● Directions
Pull out each line of the records holding the string "callout".

● Data section
================================

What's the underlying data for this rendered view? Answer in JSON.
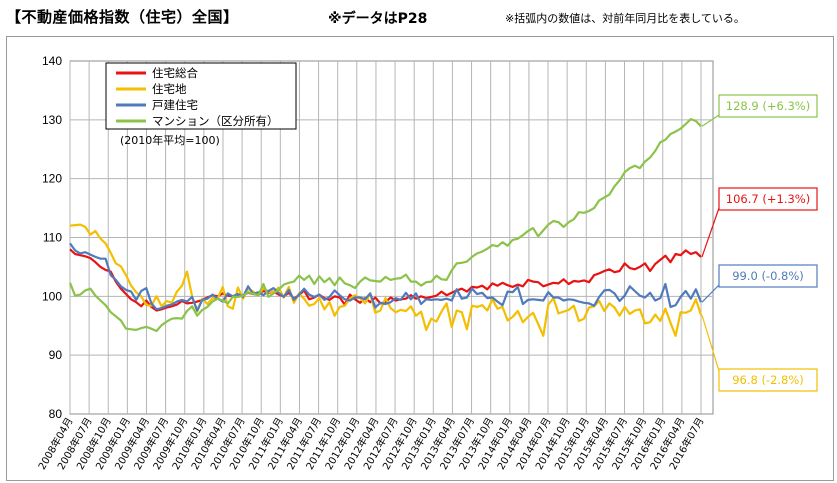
{
  "header": {
    "title": "【不動産価格指数（住宅）全国】",
    "note_page": "※データはP28",
    "note_ratio": "※括弧内の数値は、対前年同月比を表している。"
  },
  "chart_data": {
    "type": "line",
    "title": "不動産価格指数（住宅）全国",
    "base_note": "(2010年平均=100)",
    "ylim": [
      80,
      140
    ],
    "yticks": [
      80,
      90,
      100,
      110,
      120,
      130,
      140
    ],
    "x_tick_labels": [
      "2008年04月",
      "2008年07月",
      "2008年10月",
      "2009年01月",
      "2009年04月",
      "2009年07月",
      "2009年10月",
      "2010年01月",
      "2010年04月",
      "2010年07月",
      "2010年10月",
      "2011年01月",
      "2011年04月",
      "2011年07月",
      "2011年10月",
      "2012年01月",
      "2012年04月",
      "2012年07月",
      "2012年10月",
      "2013年01月",
      "2013年04月",
      "2013年07月",
      "2013年10月",
      "2014年01月",
      "2014年04月",
      "2014年07月",
      "2014年10月",
      "2015年01月",
      "2015年04月",
      "2015年07月",
      "2015年10月",
      "2016年01月",
      "2016年04月",
      "2016年07月"
    ],
    "grid": true,
    "legend_position": "top-left",
    "series": [
      {
        "name": "住宅総合",
        "color": "#e81313",
        "callout": "106.7 (+1.3%)",
        "values": [
          108,
          107.2,
          107,
          106.8,
          106.5,
          105.8,
          105,
          104.5,
          104.2,
          102.5,
          101.3,
          100.4,
          99.5,
          99,
          98.3,
          99.3,
          98.2,
          97.6,
          97.8,
          98.1,
          98.3,
          98.6,
          99.2,
          98.8,
          98.9,
          99.1,
          99.4,
          99.8,
          100.2,
          100,
          100.5,
          100.1,
          100,
          100.3,
          100.2,
          100.6,
          100.4,
          100.4,
          100.9,
          100.6,
          100.8,
          100.3,
          100,
          100.6,
          99.6,
          100.2,
          101,
          99.5,
          99.8,
          100.3,
          99.7,
          99.4,
          100,
          99.8,
          98.6,
          100.3,
          99.5,
          98.9,
          99.7,
          99,
          99.8,
          98.8,
          99,
          99.8,
          99.3,
          99.5,
          99.6,
          100.2,
          99.6,
          100,
          99.7,
          99.9,
          100.1,
          100.8,
          100.2,
          100.6,
          101,
          101.3,
          100.8,
          101.6,
          101.5,
          101.8,
          101.2,
          102.2,
          101.8,
          102.3,
          101.9,
          101.6,
          102,
          101.7,
          102.8,
          102.5,
          102.4,
          101.7,
          102,
          102.3,
          102.2,
          102.9,
          102.1,
          102.6,
          102.5,
          102.7,
          102.4,
          103.6,
          103.9,
          104.3,
          104.6,
          104.1,
          104.3,
          105.6,
          104.8,
          104.6,
          105,
          105.6,
          104.3,
          105.5,
          106.2,
          106.9,
          105.8,
          107.2,
          107,
          107.8,
          107.2,
          107.5,
          106.7
        ]
      },
      {
        "name": "住宅地",
        "color": "#f3bf00",
        "callout": "96.8 (-2.8%)",
        "values": [
          112,
          112.1,
          112.2,
          111.8,
          110.5,
          111.1,
          109.8,
          109,
          107.4,
          105.6,
          105.1,
          103.6,
          101.8,
          100.7,
          100,
          98.5,
          98.4,
          100,
          98.3,
          99.2,
          98.9,
          100.8,
          101.8,
          104.2,
          100,
          97.4,
          99.6,
          98.7,
          99.7,
          99.6,
          101.6,
          98.3,
          97.9,
          101.5,
          99.6,
          101.3,
          100.8,
          100.1,
          101.4,
          100.8,
          100.7,
          101.5,
          99.8,
          101.6,
          98.9,
          100.5,
          99.6,
          98.4,
          98.7,
          99.7,
          97.8,
          99,
          96.7,
          98.2,
          98.4,
          99.6,
          100.2,
          99.7,
          98.8,
          100.5,
          97.2,
          97.6,
          99.7,
          98,
          97.3,
          97.7,
          97.5,
          98.3,
          96.7,
          97.4,
          94.3,
          96.2,
          95.7,
          97.4,
          98.8,
          94.8,
          97.6,
          97.3,
          94.4,
          98.4,
          98.2,
          98.5,
          97.6,
          99.5,
          97.9,
          98.2,
          95.9,
          96.5,
          97.5,
          95.6,
          96.5,
          97.2,
          95.3,
          93.3,
          98.6,
          99.7,
          97.1,
          97.4,
          97.7,
          98.4,
          95.8,
          96.2,
          98.1,
          98.3,
          99.2,
          97.5,
          98.8,
          98.1,
          96.7,
          98.2,
          97,
          97.6,
          97.8,
          95.4,
          95.6,
          96.9,
          95.8,
          97.9,
          95.5,
          93.3,
          97.3,
          97.2,
          97.6,
          99.5,
          96.8
        ]
      },
      {
        "name": "戸建住宅",
        "color": "#4f7bbd",
        "callout": "99.0 (-0.8%)",
        "values": [
          109,
          107.8,
          107.3,
          107.5,
          107.1,
          106.7,
          106.4,
          106.4,
          103.6,
          102.8,
          101.7,
          101.1,
          100.8,
          99.4,
          100.9,
          101.4,
          98.8,
          97.8,
          98,
          98.4,
          98.6,
          99.1,
          99.4,
          99.1,
          99.9,
          97.6,
          99.4,
          99.6,
          100.3,
          99.6,
          99.1,
          100.5,
          100,
          100.4,
          99.9,
          101.7,
          100.4,
          100.7,
          100.2,
          100.9,
          101.4,
          100.6,
          99.9,
          101.1,
          99.4,
          100.3,
          101.3,
          100.3,
          99.9,
          100.3,
          99.4,
          99.9,
          101,
          100.2,
          99.5,
          99.3,
          99.8,
          99.8,
          99.5,
          100.5,
          98.1,
          98.9,
          98.7,
          99,
          99.7,
          99.4,
          100.6,
          99.5,
          100.5,
          98.7,
          99.5,
          99.4,
          99.5,
          99.4,
          99.6,
          99.3,
          101.2,
          99.6,
          99.8,
          101.3,
          100.4,
          100.6,
          99.7,
          99.8,
          99.1,
          98.5,
          100.8,
          100.7,
          101.6,
          98.7,
          99.4,
          99.5,
          99.4,
          99.3,
          100.7,
          99.8,
          99.8,
          99.3,
          99.5,
          99.4,
          99.1,
          98.9,
          98.8,
          98.4,
          99.9,
          101,
          101.1,
          100.5,
          99.2,
          100.1,
          101.7,
          100.9,
          100.1,
          99.8,
          100.6,
          99.3,
          99.7,
          102.1,
          98.2,
          98.5,
          99.9,
          100.9,
          99.6,
          101.2,
          99
        ]
      },
      {
        "name": "マンション（区分所有）",
        "color": "#8bc34a",
        "callout": "128.9 (+6.3%)",
        "values": [
          102.3,
          100.1,
          100.3,
          101,
          101.3,
          100.1,
          99.3,
          98.5,
          97.3,
          96.6,
          95.9,
          94.5,
          94.4,
          94.3,
          94.6,
          94.8,
          94.5,
          94.1,
          95.1,
          95.7,
          96.2,
          96.3,
          96.2,
          97.5,
          98.3,
          96.7,
          97.7,
          98.2,
          99.1,
          99.6,
          99.3,
          98.8,
          99.9,
          99.9,
          100.1,
          100.7,
          100.4,
          100.2,
          102.1,
          99.9,
          100.5,
          101.1,
          102,
          102.3,
          102.5,
          103.5,
          102.8,
          103.5,
          102.1,
          103.4,
          102.4,
          103.1,
          101.9,
          103.2,
          102.2,
          101.9,
          101.4,
          102.5,
          103.2,
          102.7,
          102.6,
          102.5,
          103.3,
          102.8,
          103,
          103.1,
          103.7,
          102.5,
          102.5,
          101.8,
          102.4,
          102.5,
          103.5,
          102.9,
          102.8,
          104.4,
          105.6,
          105.7,
          105.9,
          106.7,
          107.3,
          107.6,
          108.1,
          108.7,
          108.5,
          109.2,
          108.6,
          109.6,
          109.8,
          110.4,
          111.1,
          111.6,
          110.2,
          111.2,
          112.2,
          112.8,
          112.6,
          111.8,
          112.6,
          113.1,
          114.3,
          114.2,
          114.5,
          115,
          116.3,
          116.8,
          117.3,
          118.7,
          119.7,
          121.1,
          121.8,
          122.2,
          121.8,
          122.9,
          123.6,
          124.7,
          126.2,
          126.6,
          127.6,
          128,
          128.5,
          129.3,
          130.1,
          129.8,
          128.9
        ]
      }
    ]
  }
}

================================

● Result for this task
        "callout": "106.7 (+1.3%)",
        "callout": "96.8 (-2.8%)",
        "callout": "99.0 (-0.8%)",
        "callout": "128.9 (+6.3%)",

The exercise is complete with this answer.